[Begin EXTRACTED RECORDS]

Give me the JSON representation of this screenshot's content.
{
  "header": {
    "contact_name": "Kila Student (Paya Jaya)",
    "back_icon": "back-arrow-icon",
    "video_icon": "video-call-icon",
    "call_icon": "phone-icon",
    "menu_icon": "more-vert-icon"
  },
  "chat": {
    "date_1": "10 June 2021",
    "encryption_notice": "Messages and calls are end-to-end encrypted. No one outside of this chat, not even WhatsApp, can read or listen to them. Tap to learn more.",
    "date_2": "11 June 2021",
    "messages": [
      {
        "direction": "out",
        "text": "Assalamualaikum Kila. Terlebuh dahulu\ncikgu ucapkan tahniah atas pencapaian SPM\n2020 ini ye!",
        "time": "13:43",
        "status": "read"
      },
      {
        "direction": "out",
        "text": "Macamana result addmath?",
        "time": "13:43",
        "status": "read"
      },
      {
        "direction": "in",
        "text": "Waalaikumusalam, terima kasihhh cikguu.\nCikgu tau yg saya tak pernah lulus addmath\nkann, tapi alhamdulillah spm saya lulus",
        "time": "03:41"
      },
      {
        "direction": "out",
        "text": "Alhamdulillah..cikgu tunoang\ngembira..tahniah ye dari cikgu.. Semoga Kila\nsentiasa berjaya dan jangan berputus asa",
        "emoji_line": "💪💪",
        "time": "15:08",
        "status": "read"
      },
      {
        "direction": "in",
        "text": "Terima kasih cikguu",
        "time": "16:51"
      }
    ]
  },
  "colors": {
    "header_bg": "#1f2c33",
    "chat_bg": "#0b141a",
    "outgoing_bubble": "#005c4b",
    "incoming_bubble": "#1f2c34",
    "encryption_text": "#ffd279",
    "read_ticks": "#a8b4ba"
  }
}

[End EXTRACTED RECORDS]

GIVEN PROBLEM:
Count every line above that holds the word "time", and state the number and nothing more.

FULL RESPONSE:
5